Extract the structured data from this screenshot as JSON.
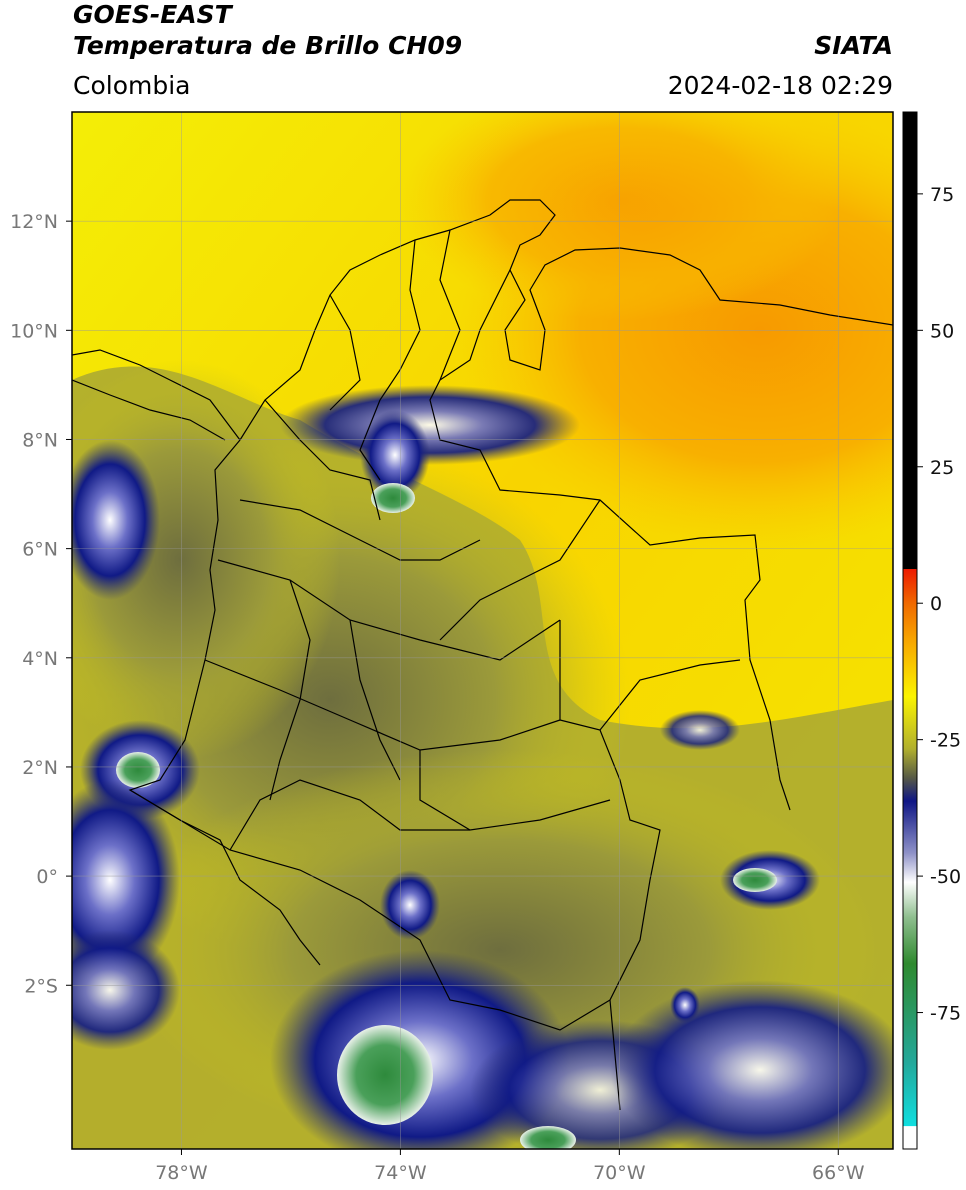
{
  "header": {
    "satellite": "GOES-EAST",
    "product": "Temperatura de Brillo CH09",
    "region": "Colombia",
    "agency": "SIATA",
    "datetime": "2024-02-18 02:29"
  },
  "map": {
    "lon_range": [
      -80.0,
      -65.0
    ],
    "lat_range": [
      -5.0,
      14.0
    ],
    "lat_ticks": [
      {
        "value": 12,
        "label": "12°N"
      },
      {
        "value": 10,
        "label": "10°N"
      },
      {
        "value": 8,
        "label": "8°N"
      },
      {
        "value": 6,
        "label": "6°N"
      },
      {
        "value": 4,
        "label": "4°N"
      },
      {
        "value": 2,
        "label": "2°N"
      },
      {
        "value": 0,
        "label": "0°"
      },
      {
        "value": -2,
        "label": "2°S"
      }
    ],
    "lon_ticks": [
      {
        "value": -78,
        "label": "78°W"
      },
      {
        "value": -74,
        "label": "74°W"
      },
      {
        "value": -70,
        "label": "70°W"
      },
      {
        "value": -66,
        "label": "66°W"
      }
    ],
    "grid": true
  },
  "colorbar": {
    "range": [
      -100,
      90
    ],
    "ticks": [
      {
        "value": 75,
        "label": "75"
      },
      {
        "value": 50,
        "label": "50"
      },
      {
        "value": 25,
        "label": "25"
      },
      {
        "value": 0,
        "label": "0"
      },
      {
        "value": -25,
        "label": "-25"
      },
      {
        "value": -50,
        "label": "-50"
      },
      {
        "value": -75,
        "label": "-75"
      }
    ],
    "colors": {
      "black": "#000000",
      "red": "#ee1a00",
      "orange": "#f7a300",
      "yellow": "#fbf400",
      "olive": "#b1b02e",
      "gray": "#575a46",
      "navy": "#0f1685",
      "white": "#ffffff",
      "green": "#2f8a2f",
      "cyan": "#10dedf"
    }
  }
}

* * *

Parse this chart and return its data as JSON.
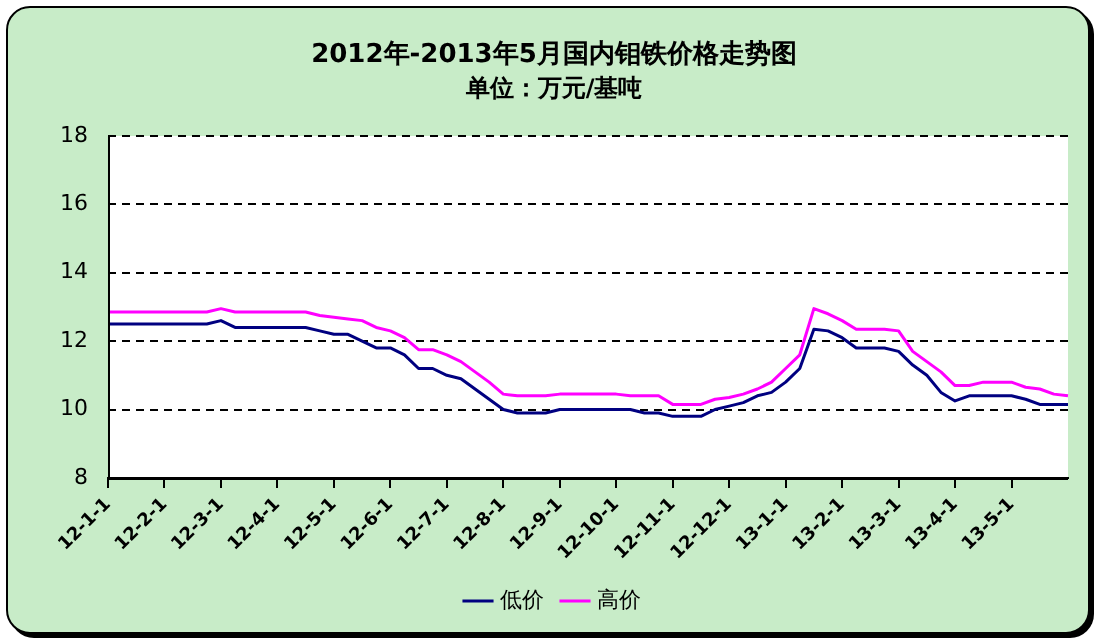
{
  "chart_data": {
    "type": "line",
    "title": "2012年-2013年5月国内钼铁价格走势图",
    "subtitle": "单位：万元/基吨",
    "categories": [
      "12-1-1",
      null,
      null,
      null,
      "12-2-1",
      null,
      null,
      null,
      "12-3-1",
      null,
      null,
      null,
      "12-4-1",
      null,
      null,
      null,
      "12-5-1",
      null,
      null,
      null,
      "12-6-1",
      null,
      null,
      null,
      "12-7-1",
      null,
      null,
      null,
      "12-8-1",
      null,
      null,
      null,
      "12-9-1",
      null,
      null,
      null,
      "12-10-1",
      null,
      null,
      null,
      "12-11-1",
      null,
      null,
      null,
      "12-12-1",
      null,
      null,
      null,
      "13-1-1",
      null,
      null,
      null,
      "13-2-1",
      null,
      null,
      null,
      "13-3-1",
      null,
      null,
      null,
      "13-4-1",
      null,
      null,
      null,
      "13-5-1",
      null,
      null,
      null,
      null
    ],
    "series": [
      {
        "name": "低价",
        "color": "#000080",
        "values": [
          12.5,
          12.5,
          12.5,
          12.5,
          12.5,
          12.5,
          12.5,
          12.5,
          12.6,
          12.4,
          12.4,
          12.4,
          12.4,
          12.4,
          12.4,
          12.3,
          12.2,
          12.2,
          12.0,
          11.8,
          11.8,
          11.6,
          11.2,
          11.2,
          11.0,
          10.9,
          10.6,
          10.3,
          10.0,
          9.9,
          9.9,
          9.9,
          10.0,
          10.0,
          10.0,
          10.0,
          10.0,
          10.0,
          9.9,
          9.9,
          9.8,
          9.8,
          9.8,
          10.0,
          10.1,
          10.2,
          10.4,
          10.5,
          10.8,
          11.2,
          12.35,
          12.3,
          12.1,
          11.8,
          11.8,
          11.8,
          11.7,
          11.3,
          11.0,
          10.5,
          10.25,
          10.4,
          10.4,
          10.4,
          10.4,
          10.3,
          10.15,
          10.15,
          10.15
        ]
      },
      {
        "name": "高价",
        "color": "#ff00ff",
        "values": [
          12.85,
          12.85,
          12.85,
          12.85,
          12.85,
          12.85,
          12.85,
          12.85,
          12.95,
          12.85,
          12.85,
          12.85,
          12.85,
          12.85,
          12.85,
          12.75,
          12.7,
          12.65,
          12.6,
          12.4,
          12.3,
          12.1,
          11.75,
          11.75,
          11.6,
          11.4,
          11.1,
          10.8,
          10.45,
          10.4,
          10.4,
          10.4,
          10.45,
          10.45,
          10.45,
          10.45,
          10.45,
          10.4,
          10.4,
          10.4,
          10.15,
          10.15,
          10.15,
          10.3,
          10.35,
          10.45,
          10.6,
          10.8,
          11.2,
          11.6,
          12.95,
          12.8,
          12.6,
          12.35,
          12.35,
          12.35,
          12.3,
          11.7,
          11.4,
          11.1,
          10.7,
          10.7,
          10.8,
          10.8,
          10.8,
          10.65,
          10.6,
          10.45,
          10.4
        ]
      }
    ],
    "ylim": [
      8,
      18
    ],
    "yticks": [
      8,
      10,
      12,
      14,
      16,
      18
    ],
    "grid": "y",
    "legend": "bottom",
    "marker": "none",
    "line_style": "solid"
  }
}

→ Problem to work on: Extract from the material all lines containing the string "JSON".

→ Finished answer:
Extract the structured data from this screenshot as JSON.
Parse this chart and return its data as JSON.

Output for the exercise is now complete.